>> begin

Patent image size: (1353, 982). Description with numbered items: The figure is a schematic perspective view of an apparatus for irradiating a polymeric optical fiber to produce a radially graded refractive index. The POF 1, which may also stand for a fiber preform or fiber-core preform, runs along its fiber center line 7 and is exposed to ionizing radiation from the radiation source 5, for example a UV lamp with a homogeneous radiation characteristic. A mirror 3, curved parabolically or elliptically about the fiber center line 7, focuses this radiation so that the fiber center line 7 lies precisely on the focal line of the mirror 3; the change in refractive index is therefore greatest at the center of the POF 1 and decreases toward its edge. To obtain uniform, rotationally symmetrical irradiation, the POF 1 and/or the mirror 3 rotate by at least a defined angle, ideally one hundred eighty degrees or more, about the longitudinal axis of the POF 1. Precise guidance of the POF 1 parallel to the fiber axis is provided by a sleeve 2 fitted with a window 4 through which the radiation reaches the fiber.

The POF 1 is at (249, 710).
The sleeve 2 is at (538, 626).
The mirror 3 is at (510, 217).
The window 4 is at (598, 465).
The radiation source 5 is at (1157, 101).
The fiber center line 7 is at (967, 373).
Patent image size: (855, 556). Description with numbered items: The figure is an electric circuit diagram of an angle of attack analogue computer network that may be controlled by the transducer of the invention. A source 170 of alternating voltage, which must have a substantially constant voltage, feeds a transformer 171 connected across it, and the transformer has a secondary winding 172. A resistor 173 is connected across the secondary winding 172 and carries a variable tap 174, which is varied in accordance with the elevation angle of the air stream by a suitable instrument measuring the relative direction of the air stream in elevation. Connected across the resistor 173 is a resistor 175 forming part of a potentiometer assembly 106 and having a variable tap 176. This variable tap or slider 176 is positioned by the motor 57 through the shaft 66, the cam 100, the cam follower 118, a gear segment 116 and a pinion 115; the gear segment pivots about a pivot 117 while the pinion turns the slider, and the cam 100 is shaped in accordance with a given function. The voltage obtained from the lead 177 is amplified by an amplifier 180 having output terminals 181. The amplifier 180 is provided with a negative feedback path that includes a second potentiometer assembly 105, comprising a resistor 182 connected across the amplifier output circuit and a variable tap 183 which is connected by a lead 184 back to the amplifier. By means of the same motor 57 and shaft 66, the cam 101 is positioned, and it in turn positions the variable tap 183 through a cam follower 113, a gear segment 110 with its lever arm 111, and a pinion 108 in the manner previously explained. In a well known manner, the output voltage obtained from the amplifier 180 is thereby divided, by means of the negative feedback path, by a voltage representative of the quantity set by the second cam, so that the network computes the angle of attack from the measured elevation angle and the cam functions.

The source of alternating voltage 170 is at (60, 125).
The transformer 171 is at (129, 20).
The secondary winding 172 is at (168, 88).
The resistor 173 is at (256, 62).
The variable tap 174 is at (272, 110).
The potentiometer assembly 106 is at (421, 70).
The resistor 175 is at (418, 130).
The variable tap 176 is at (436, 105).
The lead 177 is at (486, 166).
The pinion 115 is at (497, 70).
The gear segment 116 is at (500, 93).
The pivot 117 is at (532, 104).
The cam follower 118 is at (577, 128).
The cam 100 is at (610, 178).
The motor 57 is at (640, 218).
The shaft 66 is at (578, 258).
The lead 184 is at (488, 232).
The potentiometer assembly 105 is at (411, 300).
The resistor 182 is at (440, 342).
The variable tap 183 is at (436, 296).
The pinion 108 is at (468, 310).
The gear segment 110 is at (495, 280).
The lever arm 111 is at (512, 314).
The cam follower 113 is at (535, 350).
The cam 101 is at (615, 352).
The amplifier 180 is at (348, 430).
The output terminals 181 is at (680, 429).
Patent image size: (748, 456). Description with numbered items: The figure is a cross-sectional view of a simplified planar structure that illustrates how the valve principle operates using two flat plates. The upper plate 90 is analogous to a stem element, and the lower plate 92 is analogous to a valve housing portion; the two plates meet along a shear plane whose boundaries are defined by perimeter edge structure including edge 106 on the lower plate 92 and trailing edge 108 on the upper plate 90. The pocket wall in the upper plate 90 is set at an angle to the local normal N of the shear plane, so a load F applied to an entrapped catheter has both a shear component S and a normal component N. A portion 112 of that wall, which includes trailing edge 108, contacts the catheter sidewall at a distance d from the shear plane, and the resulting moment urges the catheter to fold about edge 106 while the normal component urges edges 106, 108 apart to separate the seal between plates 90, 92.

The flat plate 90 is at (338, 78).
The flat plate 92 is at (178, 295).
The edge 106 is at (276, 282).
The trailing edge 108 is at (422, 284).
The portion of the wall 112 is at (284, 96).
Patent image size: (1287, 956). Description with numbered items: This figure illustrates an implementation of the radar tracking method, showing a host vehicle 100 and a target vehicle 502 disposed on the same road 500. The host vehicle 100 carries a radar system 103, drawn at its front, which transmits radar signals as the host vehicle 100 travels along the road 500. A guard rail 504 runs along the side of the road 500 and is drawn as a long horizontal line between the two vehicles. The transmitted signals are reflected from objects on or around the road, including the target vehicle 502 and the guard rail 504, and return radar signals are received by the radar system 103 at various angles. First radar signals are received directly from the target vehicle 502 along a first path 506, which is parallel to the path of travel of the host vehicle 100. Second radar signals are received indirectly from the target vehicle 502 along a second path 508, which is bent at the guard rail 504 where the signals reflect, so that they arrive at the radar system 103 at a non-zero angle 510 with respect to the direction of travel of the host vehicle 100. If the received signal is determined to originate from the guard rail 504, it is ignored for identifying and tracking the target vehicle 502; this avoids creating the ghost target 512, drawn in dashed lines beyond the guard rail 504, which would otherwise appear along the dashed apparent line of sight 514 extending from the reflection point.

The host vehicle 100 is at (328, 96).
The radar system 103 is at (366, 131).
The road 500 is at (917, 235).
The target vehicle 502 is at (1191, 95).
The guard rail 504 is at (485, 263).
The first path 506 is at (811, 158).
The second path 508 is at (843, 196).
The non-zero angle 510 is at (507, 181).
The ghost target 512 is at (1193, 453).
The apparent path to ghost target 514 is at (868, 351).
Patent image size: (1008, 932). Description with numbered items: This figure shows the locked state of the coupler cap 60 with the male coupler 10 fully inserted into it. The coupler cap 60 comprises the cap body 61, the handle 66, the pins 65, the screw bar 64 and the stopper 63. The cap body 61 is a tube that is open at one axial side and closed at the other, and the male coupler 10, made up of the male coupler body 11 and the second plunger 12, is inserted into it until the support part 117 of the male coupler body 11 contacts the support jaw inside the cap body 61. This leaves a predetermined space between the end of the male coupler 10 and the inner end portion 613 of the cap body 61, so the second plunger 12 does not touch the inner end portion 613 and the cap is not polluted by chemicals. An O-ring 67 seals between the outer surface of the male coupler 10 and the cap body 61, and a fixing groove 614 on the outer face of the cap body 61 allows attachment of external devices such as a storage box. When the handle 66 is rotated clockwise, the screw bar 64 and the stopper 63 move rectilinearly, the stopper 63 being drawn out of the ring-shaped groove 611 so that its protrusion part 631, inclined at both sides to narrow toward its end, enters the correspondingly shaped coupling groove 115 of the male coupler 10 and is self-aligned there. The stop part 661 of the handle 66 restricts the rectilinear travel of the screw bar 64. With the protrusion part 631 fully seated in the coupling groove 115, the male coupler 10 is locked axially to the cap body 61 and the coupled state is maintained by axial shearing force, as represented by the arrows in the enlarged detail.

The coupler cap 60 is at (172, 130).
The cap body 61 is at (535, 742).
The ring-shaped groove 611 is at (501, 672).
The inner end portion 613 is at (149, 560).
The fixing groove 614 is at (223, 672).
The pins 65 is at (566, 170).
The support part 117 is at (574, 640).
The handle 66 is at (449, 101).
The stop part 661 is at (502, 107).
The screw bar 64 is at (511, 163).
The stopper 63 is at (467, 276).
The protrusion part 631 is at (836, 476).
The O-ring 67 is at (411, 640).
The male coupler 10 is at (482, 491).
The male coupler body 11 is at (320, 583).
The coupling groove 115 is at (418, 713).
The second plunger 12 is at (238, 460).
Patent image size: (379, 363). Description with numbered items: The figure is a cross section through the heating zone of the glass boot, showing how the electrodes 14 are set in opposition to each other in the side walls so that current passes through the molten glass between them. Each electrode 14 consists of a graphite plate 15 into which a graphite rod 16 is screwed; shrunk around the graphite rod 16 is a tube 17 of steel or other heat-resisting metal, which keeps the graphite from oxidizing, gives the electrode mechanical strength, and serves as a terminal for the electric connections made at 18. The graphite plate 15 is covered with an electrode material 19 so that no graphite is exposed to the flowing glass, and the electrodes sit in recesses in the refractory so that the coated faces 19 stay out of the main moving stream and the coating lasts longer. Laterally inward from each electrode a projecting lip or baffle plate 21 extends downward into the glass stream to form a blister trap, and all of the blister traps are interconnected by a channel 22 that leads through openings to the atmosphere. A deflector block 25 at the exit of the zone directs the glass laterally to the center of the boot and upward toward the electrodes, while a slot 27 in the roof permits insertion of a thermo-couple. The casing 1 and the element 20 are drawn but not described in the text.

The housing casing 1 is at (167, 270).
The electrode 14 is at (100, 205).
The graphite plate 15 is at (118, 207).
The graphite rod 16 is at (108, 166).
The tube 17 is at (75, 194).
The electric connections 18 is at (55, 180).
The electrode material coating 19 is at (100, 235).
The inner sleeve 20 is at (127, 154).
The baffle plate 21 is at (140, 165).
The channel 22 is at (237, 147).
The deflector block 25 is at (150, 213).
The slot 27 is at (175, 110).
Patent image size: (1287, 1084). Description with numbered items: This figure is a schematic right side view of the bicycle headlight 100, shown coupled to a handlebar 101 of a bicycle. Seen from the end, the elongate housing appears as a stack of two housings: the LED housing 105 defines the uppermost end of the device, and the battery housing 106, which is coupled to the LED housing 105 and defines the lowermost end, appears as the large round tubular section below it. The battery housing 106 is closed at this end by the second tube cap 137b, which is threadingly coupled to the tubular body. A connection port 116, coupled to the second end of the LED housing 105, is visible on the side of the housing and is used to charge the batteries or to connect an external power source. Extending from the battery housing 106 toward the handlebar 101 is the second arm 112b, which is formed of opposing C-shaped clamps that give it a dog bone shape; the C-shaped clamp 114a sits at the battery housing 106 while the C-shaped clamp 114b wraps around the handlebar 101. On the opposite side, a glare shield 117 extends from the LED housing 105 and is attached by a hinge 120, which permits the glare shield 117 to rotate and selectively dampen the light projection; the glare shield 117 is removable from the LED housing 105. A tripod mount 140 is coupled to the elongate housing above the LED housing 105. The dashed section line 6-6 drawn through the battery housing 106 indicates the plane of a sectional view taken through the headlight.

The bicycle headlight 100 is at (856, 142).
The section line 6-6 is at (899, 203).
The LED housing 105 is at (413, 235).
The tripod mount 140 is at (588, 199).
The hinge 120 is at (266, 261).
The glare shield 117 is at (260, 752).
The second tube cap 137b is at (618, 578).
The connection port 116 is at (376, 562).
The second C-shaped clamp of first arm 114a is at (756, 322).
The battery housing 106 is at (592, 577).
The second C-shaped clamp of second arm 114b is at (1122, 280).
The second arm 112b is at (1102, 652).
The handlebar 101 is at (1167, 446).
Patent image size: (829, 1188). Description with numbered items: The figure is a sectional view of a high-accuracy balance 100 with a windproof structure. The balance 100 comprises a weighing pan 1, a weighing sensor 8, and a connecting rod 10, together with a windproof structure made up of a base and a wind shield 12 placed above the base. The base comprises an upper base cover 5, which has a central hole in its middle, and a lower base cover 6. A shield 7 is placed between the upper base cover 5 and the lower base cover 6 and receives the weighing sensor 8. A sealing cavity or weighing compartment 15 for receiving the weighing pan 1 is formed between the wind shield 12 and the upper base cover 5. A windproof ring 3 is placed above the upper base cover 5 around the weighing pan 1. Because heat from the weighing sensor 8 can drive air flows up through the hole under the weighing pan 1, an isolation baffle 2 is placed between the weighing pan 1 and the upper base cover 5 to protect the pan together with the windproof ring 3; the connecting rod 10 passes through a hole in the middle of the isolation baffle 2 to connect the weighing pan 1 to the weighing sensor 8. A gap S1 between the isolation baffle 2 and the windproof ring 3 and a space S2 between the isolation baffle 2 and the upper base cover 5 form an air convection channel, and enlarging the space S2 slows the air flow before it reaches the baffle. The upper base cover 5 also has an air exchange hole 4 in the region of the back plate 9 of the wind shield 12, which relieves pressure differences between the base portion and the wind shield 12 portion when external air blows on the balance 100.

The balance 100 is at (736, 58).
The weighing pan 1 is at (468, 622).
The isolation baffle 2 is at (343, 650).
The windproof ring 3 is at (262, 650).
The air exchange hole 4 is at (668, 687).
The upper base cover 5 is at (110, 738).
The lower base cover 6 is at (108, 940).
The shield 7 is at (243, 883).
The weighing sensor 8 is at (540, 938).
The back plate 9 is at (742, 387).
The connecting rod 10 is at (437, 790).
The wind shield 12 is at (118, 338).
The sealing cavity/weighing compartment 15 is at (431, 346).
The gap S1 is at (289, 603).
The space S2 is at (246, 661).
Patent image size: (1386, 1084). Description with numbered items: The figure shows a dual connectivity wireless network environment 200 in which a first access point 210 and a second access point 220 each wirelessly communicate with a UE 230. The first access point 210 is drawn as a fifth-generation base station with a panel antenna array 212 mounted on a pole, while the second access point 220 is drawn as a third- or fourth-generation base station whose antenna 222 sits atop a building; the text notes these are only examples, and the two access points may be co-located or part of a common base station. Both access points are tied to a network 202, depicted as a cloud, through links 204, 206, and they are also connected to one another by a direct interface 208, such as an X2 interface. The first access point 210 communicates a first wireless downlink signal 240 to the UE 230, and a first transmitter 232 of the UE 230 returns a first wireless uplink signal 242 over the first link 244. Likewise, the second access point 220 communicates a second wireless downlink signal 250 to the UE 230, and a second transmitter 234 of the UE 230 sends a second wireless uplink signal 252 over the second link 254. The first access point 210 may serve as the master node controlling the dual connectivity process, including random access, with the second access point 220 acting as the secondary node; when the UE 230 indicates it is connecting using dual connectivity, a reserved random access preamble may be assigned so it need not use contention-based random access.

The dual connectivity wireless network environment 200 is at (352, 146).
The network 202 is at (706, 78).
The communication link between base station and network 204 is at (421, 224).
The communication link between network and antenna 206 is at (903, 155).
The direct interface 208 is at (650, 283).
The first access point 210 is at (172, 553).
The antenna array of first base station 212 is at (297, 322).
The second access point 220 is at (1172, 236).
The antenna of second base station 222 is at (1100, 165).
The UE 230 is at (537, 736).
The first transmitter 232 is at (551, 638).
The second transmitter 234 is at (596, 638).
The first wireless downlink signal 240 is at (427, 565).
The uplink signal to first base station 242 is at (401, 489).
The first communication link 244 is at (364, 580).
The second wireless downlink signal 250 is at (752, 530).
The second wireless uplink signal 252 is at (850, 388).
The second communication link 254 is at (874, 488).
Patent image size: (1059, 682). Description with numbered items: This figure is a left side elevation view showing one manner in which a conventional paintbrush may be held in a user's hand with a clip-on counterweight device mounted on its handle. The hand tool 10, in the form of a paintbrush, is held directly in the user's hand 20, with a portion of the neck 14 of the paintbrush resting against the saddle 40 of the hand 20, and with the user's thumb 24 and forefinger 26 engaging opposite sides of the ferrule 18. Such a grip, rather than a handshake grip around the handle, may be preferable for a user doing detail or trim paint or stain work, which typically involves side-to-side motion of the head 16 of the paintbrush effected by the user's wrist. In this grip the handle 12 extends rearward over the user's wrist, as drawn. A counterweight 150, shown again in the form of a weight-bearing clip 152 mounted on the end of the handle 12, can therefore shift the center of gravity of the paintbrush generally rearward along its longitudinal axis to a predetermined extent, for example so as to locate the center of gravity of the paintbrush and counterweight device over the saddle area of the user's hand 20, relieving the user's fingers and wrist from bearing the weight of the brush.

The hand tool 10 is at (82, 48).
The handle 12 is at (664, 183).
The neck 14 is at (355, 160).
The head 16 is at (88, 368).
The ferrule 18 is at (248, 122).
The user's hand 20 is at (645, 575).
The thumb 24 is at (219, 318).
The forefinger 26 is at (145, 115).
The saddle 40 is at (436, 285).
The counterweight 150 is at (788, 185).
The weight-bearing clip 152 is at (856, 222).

>> end

▸ **Given instruction**
Recast the lines starting at the line that contains "Patent image size: (829, 1188)." and ending at the line that contains "The lower base cover 6 is at (108, 940)." as a two-column CSV with the headers text and answer. Give one row for each listing, with its text and its answer each in a single quoted field and line breaks replaced by spaces.

▸ **Task solution**
text,answer
"Patent image size: (829, 1188). Description with numbered items: The figure is a sectional view of a high-accuracy balance 100 with a windproof structure. The balance 100 comprises a weighing pan 1, a weighing sensor 8, and a connecting rod 10, together with a windproof structure made up of a base and a wind shield 12 placed above the base. The base comprises an upper base cover 5, which has a central hole in its middle, and a lower base cover 6. A shield 7 is placed between the upper base cover 5 and the lower base cover 6 and receives the weighing sensor 8. A sealing cavity or weighing compartment 15 for receiving the weighing pan 1 is formed between the wind shield 12 and the upper base cover 5. A windproof ring 3 is placed above the upper base cover 5 around the weighing pan 1. Because heat from the weighing sensor 8 can drive air flows up through the hole under the weighing pan 1, an isolation baffle 2 is placed between the weighing pan 1 and the upper base cover 5 to protect the pan together with the windproof ring 3; the connecting rod 10 passes through a hole in the middle of the isolation baffle 2 to connect the weighing pan 1 to the weighing sensor 8. A gap S1 between the isolation baffle 2 and the windproof ring 3 and a space S2 between the isolation baffle 2 and the upper base cover 5 form an air convection channel, and enlarging the space S2 slows the air flow before it reaches the baffle. The upper base cover 5 also has an air exchange hole 4 in the region of the back plate 9 of the wind shield 12, which relieves pressure differences between the base portion and the wind shield 12 portion when external air blows on the balance 100.","The balance 100 is at (736, 58). The weighing pan 1 is at (468, 622). The isolation baffle 2 is at (343, 650). The windproof ring 3 is at (262, 650). The air exchange hole 4 is at (668, 687). The upper base cover 5 is at (110, 738). The lower base cover 6 is at (108, 940)."